Stored data entries:
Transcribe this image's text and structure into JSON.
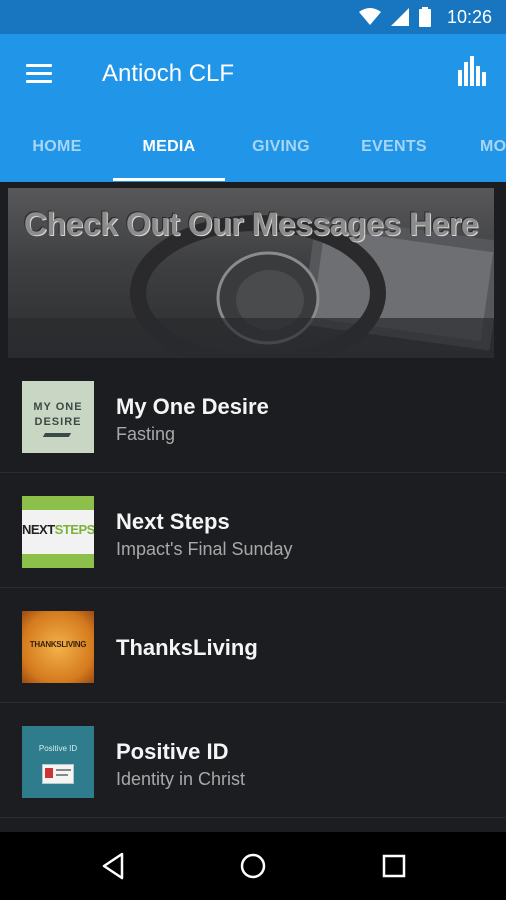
{
  "status_bar": {
    "time": "10:26"
  },
  "app_bar": {
    "title": "Antioch CLF"
  },
  "tabs": [
    {
      "label": "HOME"
    },
    {
      "label": "MEDIA"
    },
    {
      "label": "GIVING"
    },
    {
      "label": "EVENTS"
    },
    {
      "label": "MO"
    }
  ],
  "banner": {
    "text": "Check Out Our Messages Here"
  },
  "media_items": [
    {
      "title": "My One Desire",
      "subtitle": "Fasting",
      "thumb_text": [
        "MY ONE",
        "DESIRE"
      ]
    },
    {
      "title": "Next Steps",
      "subtitle": "Impact's Final Sunday",
      "thumb_text": [
        "NEXT",
        "STEPS"
      ]
    },
    {
      "title": "ThanksLiving",
      "subtitle": "",
      "thumb_text": [
        "THANKSLIVING"
      ]
    },
    {
      "title": "Positive ID",
      "subtitle": "Identity in Christ",
      "thumb_text": [
        "Positive ID"
      ]
    }
  ],
  "colors": {
    "primary": "#2196e8",
    "status": "#1776bf",
    "background": "#1c1d20"
  }
}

- **GOAL**
In the entries above, count each line holding "label" and report the total and nothing more.

- **TASK RESULT**
5